[A block of data]
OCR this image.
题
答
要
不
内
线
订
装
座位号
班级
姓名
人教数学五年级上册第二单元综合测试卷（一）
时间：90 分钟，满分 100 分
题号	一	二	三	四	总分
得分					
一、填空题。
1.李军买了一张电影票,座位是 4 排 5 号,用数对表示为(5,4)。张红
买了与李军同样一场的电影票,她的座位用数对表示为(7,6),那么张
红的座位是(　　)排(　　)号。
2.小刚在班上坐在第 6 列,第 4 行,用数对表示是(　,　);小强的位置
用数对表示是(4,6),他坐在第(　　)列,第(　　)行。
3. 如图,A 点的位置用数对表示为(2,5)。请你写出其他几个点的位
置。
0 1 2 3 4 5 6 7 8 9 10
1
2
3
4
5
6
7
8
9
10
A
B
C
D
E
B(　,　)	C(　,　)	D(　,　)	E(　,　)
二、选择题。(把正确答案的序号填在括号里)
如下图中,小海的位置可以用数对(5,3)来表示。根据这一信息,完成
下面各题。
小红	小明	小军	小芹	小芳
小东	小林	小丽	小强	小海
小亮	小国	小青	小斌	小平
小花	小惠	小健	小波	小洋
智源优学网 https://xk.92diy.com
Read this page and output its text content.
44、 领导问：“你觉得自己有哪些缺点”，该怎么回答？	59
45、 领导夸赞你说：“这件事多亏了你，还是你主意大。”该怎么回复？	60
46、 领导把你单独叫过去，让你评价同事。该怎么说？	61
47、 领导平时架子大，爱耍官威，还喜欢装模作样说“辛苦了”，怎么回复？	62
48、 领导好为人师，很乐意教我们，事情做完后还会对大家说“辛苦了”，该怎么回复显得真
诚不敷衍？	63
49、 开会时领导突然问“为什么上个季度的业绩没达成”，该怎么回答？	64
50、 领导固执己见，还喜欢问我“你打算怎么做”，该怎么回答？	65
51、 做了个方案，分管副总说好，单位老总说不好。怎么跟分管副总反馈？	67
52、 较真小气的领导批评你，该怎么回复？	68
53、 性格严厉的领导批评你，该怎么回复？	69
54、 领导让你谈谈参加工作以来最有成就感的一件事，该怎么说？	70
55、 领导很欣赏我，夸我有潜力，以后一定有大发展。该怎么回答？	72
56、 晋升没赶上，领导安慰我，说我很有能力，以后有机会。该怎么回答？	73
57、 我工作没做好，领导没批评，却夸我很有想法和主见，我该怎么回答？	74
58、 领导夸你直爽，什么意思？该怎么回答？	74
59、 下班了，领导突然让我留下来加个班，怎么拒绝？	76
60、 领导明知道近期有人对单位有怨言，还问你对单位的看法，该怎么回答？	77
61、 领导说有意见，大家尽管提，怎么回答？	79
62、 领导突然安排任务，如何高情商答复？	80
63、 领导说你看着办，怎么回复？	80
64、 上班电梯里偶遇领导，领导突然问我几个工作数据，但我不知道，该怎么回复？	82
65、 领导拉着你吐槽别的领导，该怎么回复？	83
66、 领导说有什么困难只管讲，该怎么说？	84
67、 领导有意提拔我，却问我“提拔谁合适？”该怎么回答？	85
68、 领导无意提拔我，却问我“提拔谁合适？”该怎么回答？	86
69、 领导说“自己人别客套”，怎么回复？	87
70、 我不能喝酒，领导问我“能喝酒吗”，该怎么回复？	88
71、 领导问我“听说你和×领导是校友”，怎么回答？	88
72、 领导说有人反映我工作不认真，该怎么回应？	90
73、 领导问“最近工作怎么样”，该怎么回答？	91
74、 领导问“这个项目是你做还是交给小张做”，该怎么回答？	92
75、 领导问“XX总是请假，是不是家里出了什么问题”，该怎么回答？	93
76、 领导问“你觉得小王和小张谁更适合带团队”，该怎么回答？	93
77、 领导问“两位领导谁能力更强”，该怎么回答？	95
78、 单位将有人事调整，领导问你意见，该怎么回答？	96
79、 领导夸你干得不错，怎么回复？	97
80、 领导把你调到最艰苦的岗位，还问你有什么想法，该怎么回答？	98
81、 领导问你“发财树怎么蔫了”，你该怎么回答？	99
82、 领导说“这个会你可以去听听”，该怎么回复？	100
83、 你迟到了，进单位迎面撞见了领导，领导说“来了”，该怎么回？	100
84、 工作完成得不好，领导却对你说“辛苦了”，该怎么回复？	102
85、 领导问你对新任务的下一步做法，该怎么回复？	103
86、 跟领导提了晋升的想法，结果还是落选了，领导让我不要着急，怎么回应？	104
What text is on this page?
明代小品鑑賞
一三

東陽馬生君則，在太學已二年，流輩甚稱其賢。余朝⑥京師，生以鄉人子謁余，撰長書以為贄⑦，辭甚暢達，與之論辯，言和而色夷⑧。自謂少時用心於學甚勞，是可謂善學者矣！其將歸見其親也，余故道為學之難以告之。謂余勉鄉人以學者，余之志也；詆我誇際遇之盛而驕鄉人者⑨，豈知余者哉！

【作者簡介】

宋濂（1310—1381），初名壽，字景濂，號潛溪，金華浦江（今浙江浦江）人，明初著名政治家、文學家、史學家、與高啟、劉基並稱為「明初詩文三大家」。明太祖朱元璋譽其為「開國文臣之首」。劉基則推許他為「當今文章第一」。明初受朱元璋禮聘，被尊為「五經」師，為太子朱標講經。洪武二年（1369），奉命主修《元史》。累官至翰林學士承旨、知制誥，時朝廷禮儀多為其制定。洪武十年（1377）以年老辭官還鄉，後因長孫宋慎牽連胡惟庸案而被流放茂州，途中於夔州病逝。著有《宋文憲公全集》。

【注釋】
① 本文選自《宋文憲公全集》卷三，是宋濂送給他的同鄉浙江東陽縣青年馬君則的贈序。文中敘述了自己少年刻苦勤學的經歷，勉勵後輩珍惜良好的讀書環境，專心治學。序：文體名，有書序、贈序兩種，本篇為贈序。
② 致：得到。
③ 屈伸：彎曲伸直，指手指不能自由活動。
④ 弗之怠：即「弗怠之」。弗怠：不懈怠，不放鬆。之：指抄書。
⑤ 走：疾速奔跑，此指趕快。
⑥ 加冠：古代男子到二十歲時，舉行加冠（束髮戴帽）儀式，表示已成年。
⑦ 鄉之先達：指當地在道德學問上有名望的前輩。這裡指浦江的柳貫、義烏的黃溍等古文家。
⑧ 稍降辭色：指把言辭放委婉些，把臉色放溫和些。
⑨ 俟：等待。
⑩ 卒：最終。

» Job
Copy out each record from above, exactly.

» Task output
OCR this image.
题
答
要
不
内
线
订
装
座位号
班级
姓名
人教数学五年级上册第二单元综合测试卷（一）
时间：90 分钟，满分 100 分
题号	一	二	三	四	总分
得分					
一、填空题。
1.李军买了一张电影票,座位是 4 排 5 号,用数对表示为(5,4)。张红
买了与李军同样一场的电影票,她的座位用数对表示为(7,6),那么张
红的座位是(　　)排(　　)号。
2.小刚在班上坐在第 6 列,第 4 行,用数对表示是(　,　);小强的位置
用数对表示是(4,6),他坐在第(　　)列,第(　　)行。
3. 如图,A 点的位置用数对表示为(2,5)。请你写出其他几个点的位
置。
0 1 2 3 4 5 6 7 8 9 10
1
2
3
4
5
6
7
8
9
10
A
B
C
D
E
B(　,　)	C(　,　)	D(　,　)	E(　,　)
二、选择题。(把正确答案的序号填在括号里)
如下图中,小海的位置可以用数对(5,3)来表示。根据这一信息,完成
下面各题。
小红	小明	小军	小芹	小芳
小东	小林	小丽	小强	小海
小亮	小国	小青	小斌	小平
小花	小惠	小健	小波	小洋
智源优学网 https://xk.92diy.com
Read this page and output its text content.
44、 领导问：“你觉得自己有哪些缺点”，该怎么回答？	59
45、 领导夸赞你说：“这件事多亏了你，还是你主意大。”该怎么回复？	60
46、 领导把你单独叫过去，让你评价同事。该怎么说？	61
47、 领导平时架子大，爱耍官威，还喜欢装模作样说“辛苦了”，怎么回复？	62
48、 领导好为人师，很乐意教我们，事情做完后还会对大家说“辛苦了”，该怎么回复显得真
诚不敷衍？	63
49、 开会时领导突然问“为什么上个季度的业绩没达成”，该怎么回答？	64
50、 领导固执己见，还喜欢问我“你打算怎么做”，该怎么回答？	65
51、 做了个方案，分管副总说好，单位老总说不好。怎么跟分管副总反馈？	67
52、 较真小气的领导批评你，该怎么回复？	68
53、 性格严厉的领导批评你，该怎么回复？	69
54、 领导让你谈谈参加工作以来最有成就感的一件事，该怎么说？	70
55、 领导很欣赏我，夸我有潜力，以后一定有大发展。该怎么回答？	72
56、 晋升没赶上，领导安慰我，说我很有能力，以后有机会。该怎么回答？	73
57、 我工作没做好，领导没批评，却夸我很有想法和主见，我该怎么回答？	74
58、 领导夸你直爽，什么意思？该怎么回答？	74
59、 下班了，领导突然让我留下来加个班，怎么拒绝？	76
60、 领导明知道近期有人对单位有怨言，还问你对单位的看法，该怎么回答？	77
61、 领导说有意见，大家尽管提，怎么回答？	79
62、 领导突然安排任务，如何高情商答复？	80
63、 领导说你看着办，怎么回复？	80
64、 上班电梯里偶遇领导，领导突然问我几个工作数据，但我不知道，该怎么回复？	82
65、 领导拉着你吐槽别的领导，该怎么回复？	83
66、 领导说有什么困难只管讲，该怎么说？	84
67、 领导有意提拔我，却问我“提拔谁合适？”该怎么回答？	85
68、 领导无意提拔我，却问我“提拔谁合适？”该怎么回答？	86
69、 领导说“自己人别客套”，怎么回复？	87
70、 我不能喝酒，领导问我“能喝酒吗”，该怎么回复？	88
71、 领导问我“听说你和×领导是校友”，怎么回答？	88
72、 领导说有人反映我工作不认真，该怎么回应？	90
73、 领导问“最近工作怎么样”，该怎么回答？	91
74、 领导问“这个项目是你做还是交给小张做”，该怎么回答？	92
75、 领导问“XX总是请假，是不是家里出了什么问题”，该怎么回答？	93
76、 领导问“你觉得小王和小张谁更适合带团队”，该怎么回答？	93
77、 领导问“两位领导谁能力更强”，该怎么回答？	95
78、 单位将有人事调整，领导问你意见，该怎么回答？	96
79、 领导夸你干得不错，怎么回复？	97
80、 领导把你调到最艰苦的岗位，还问你有什么想法，该怎么回答？	98
81、 领导问你“发财树怎么蔫了”，你该怎么回答？	99
82、 领导说“这个会你可以去听听”，该怎么回复？	100
83、 你迟到了，进单位迎面撞见了领导，领导说“来了”，该怎么回？	100
84、 工作完成得不好，领导却对你说“辛苦了”，该怎么回复？	102
85、 领导问你对新任务的下一步做法，该怎么回复？	103
86、 跟领导提了晋升的想法，结果还是落选了，领导让我不要着急，怎么回应？	104
What text is on this page?
明代小品鑑賞
一三

東陽馬生君則，在太學已二年，流輩甚稱其賢。余朝⑥京師，生以鄉人子謁余，撰長書以為贄⑦，辭甚暢達，與之論辯，言和而色夷⑧。自謂少時用心於學甚勞，是可謂善學者矣！其將歸見其親也，余故道為學之難以告之。謂余勉鄉人以學者，余之志也；詆我誇際遇之盛而驕鄉人者⑨，豈知余者哉！

【作者簡介】

宋濂（1310—1381），初名壽，字景濂，號潛溪，金華浦江（今浙江浦江）人，明初著名政治家、文學家、史學家、與高啟、劉基並稱為「明初詩文三大家」。明太祖朱元璋譽其為「開國文臣之首」。劉基則推許他為「當今文章第一」。明初受朱元璋禮聘，被尊為「五經」師，為太子朱標講經。洪武二年（1369），奉命主修《元史》。累官至翰林學士承旨、知制誥，時朝廷禮儀多為其制定。洪武十年（1377）以年老辭官還鄉，後因長孫宋慎牽連胡惟庸案而被流放茂州，途中於夔州病逝。著有《宋文憲公全集》。

【注釋】
① 本文選自《宋文憲公全集》卷三，是宋濂送給他的同鄉浙江東陽縣青年馬君則的贈序。文中敘述了自己少年刻苦勤學的經歷，勉勵後輩珍惜良好的讀書環境，專心治學。序：文體名，有書序、贈序兩種，本篇為贈序。
② 致：得到。
③ 屈伸：彎曲伸直，指手指不能自由活動。
④ 弗之怠：即「弗怠之」。弗怠：不懈怠，不放鬆。之：指抄書。
⑤ 走：疾速奔跑，此指趕快。
⑥ 加冠：古代男子到二十歲時，舉行加冠（束髮戴帽）儀式，表示已成年。
⑦ 鄉之先達：指當地在道德學問上有名望的前輩。這裡指浦江的柳貫、義烏的黃溍等古文家。
⑧ 稍降辭色：指把言辭放委婉些，把臉色放溫和些。
⑨ 俟：等待。
⑩ 卒：最終。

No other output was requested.